EXERCISE DETAILS |
Below is a listing to transcribe in full and exactly; keep the pictures out.

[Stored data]
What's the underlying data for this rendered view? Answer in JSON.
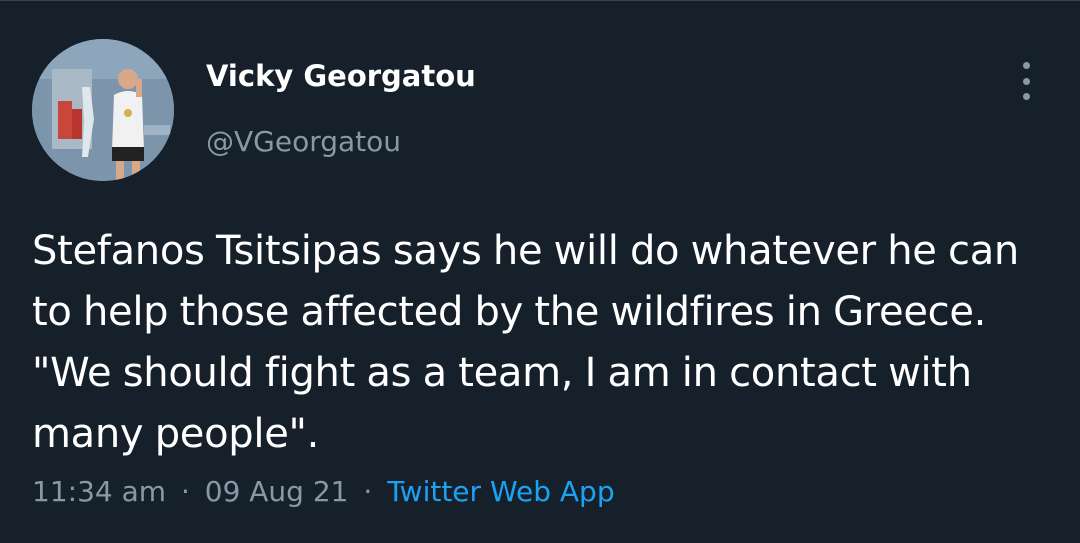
{
  "tweet": {
    "display_name": "Vicky Georgatou",
    "handle": "@VGeorgatou",
    "text": "Stefanos Tsitsipas says he will do whatever he can to help those affected by the wildfires in Greece. \"We should fight as a team, I am in contact with many people\".",
    "time": "11:34 am",
    "date": "09 Aug 21",
    "separator": "·",
    "source": "Twitter Web App"
  },
  "icons": {
    "more": "more-vertical-icon",
    "avatar": "profile-photo"
  },
  "colors": {
    "background": "#15202b",
    "primary_text": "#ffffff",
    "secondary_text": "#8899a6",
    "link": "#1da1f2"
  }
}
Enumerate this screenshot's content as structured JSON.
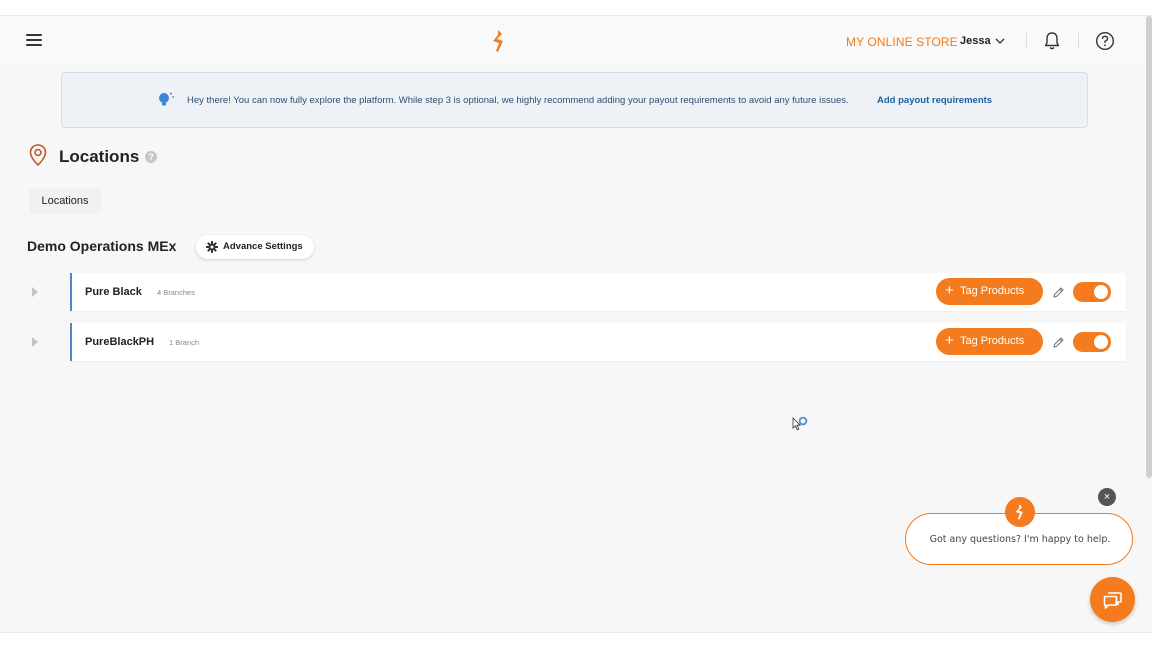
{
  "header": {
    "store_name": "MY ONLINE STORE",
    "user_name": "Jessa",
    "menu_icon": "hamburger-icon",
    "logo_icon": "brand-logo-icon",
    "bell_icon": "bell-icon",
    "help_icon": "help-circle-icon"
  },
  "banner": {
    "text": "Hey there! You can now fully explore the platform. While step 3 is optional, we highly recommend adding your payout requirements to avoid any future issues.",
    "link": "Add payout requirements",
    "icon": "lightbulb-icon"
  },
  "page": {
    "title": "Locations",
    "help_badge": "?",
    "tab_label": "Locations"
  },
  "group": {
    "title": "Demo Operations MEx",
    "advance_settings": "Advance Settings"
  },
  "rows": [
    {
      "name": "Pure Black",
      "count": "4 Branches",
      "tag_label": "Tag Products",
      "enabled": true
    },
    {
      "name": "PureBlackPH",
      "count": "1 Branch",
      "tag_label": "Tag Products",
      "enabled": true
    }
  ],
  "buttons": {
    "plus": "+"
  },
  "chat": {
    "message": "Got any questions? I'm happy to help.",
    "close": "×"
  },
  "colors": {
    "accent": "#f47b1e",
    "banner_bg": "#eef2f7",
    "row_border": "#4f86c6",
    "link": "#1d5fa3"
  }
}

COMPLETED TASK |
What's the underlying data for this rendered view? Answer in JSON.
{
  "tweet": {
    "display_name": "Vicky Georgatou",
    "handle": "@VGeorgatou",
    "text": "Stefanos Tsitsipas says he will do whatever he can to help those affected by the wildfires in Greece. \"We should fight as a team, I am in contact with many people\".",
    "time": "11:34 am",
    "date": "09 Aug 21",
    "separator": "·",
    "source": "Twitter Web App"
  },
  "icons": {
    "more": "more-vertical-icon",
    "avatar": "profile-photo"
  },
  "colors": {
    "background": "#15202b",
    "primary_text": "#ffffff",
    "secondary_text": "#8899a6",
    "link": "#1da1f2"
  }
}
Enumerate this screenshot's content as structured JSON.
{
  "header": {
    "store_name": "MY ONLINE STORE",
    "user_name": "Jessa",
    "menu_icon": "hamburger-icon",
    "logo_icon": "brand-logo-icon",
    "bell_icon": "bell-icon",
    "help_icon": "help-circle-icon"
  },
  "banner": {
    "text": "Hey there! You can now fully explore the platform. While step 3 is optional, we highly recommend adding your payout requirements to avoid any future issues.",
    "link": "Add payout requirements",
    "icon": "lightbulb-icon"
  },
  "page": {
    "title": "Locations",
    "help_badge": "?",
    "tab_label": "Locations"
  },
  "group": {
    "title": "Demo Operations MEx",
    "advance_settings": "Advance Settings"
  },
  "rows": [
    {
      "name": "Pure Black",
      "count": "4 Branches",
      "tag_label": "Tag Products",
      "enabled": true
    },
    {
      "name": "PureBlackPH",
      "count": "1 Branch",
      "tag_label": "Tag Products",
      "enabled": true
    }
  ],
  "buttons": {
    "plus": "+"
  },
  "chat": {
    "message": "Got any questions? I'm happy to help.",
    "close": "×"
  },
  "colors": {
    "accent": "#f47b1e",
    "banner_bg": "#eef2f7",
    "row_border": "#4f86c6",
    "link": "#1d5fa3"
  }
}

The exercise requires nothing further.